## What the task requires
Every line of the records below should be restated exactly.

## Records provided
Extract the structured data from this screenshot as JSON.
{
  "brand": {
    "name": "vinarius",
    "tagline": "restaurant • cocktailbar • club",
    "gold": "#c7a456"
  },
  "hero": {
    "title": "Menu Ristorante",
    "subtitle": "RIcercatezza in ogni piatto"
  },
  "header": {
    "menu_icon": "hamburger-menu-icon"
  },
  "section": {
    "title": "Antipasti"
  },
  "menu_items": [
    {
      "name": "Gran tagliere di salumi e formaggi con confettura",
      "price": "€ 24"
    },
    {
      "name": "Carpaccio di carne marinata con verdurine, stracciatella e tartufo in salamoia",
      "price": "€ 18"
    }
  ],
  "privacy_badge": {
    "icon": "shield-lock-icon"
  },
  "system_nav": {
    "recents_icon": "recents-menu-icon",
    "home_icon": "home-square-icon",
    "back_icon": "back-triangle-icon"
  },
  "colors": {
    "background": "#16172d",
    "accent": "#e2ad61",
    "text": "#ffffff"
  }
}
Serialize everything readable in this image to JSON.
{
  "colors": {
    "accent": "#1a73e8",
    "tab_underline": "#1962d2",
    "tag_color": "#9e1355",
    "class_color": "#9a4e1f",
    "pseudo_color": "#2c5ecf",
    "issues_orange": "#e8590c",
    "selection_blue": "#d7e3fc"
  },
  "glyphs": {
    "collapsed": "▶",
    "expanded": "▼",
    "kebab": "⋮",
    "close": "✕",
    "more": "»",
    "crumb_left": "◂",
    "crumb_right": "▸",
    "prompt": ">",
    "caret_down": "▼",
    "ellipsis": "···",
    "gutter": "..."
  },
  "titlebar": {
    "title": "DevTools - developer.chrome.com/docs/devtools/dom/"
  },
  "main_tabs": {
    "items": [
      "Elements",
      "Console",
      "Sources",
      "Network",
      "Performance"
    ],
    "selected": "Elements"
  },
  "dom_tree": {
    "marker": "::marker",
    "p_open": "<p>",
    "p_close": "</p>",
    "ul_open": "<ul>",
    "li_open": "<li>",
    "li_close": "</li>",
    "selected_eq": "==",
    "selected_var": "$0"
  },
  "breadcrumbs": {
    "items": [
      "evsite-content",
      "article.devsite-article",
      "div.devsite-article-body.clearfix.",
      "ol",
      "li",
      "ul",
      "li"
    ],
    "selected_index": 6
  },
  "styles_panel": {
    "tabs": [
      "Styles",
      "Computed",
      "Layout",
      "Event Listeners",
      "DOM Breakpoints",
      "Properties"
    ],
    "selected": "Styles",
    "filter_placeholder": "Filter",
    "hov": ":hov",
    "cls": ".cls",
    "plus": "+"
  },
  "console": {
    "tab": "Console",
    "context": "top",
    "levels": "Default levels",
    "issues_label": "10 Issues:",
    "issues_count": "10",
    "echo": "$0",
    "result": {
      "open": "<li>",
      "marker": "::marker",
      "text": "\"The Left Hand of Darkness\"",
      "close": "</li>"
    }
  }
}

## Written reply
Extract the structured data from this screenshot as JSON.
{
  "brand": {
    "name": "vinarius",
    "tagline": "restaurant • cocktailbar • club",
    "gold": "#c7a456"
  },
  "hero": {
    "title": "Menu Ristorante",
    "subtitle": "RIcercatezza in ogni piatto"
  },
  "header": {
    "menu_icon": "hamburger-menu-icon"
  },
  "section": {
    "title": "Antipasti"
  },
  "menu_items": [
    {
      "name": "Gran tagliere di salumi e formaggi con confettura",
      "price": "€ 24"
    },
    {
      "name": "Carpaccio di carne marinata con verdurine, stracciatella e tartufo in salamoia",
      "price": "€ 18"
    }
  ],
  "privacy_badge": {
    "icon": "shield-lock-icon"
  },
  "system_nav": {
    "recents_icon": "recents-menu-icon",
    "home_icon": "home-square-icon",
    "back_icon": "back-triangle-icon"
  },
  "colors": {
    "background": "#16172d",
    "accent": "#e2ad61",
    "text": "#ffffff"
  }
}
Serialize everything readable in this image to JSON.
{
  "colors": {
    "accent": "#1a73e8",
    "tab_underline": "#1962d2",
    "tag_color": "#9e1355",
    "class_color": "#9a4e1f",
    "pseudo_color": "#2c5ecf",
    "issues_orange": "#e8590c",
    "selection_blue": "#d7e3fc"
  },
  "glyphs": {
    "collapsed": "▶",
    "expanded": "▼",
    "kebab": "⋮",
    "close": "✕",
    "more": "»",
    "crumb_left": "◂",
    "crumb_right": "▸",
    "prompt": ">",
    "caret_down": "▼",
    "ellipsis": "···",
    "gutter": "..."
  },
  "titlebar": {
    "title": "DevTools - developer.chrome.com/docs/devtools/dom/"
  },
  "main_tabs": {
    "items": [
      "Elements",
      "Console",
      "Sources",
      "Network",
      "Performance"
    ],
    "selected": "Elements"
  },
  "dom_tree": {
    "marker": "::marker",
    "p_open": "<p>",
    "p_close": "</p>",
    "ul_open": "<ul>",
    "li_open": "<li>",
    "li_close": "</li>",
    "selected_eq": "==",
    "selected_var": "$0"
  },
  "breadcrumbs": {
    "items": [
      "evsite-content",
      "article.devsite-article",
      "div.devsite-article-body.clearfix.",
      "ol",
      "li",
      "ul",
      "li"
    ],
    "selected_index": 6
  },
  "styles_panel": {
    "tabs": [
      "Styles",
      "Computed",
      "Layout",
      "Event Listeners",
      "DOM Breakpoints",
      "Properties"
    ],
    "selected": "Styles",
    "filter_placeholder": "Filter",
    "hov": ":hov",
    "cls": ".cls",
    "plus": "+"
  },
  "console": {
    "tab": "Console",
    "context": "top",
    "levels": "Default levels",
    "issues_label": "10 Issues:",
    "issues_count": "10",
    "echo": "$0",
    "result": {
      "open": "<li>",
      "marker": "::marker",
      "text": "\"The Left Hand of Darkness\"",
      "close": "</li>"
    }
  }
}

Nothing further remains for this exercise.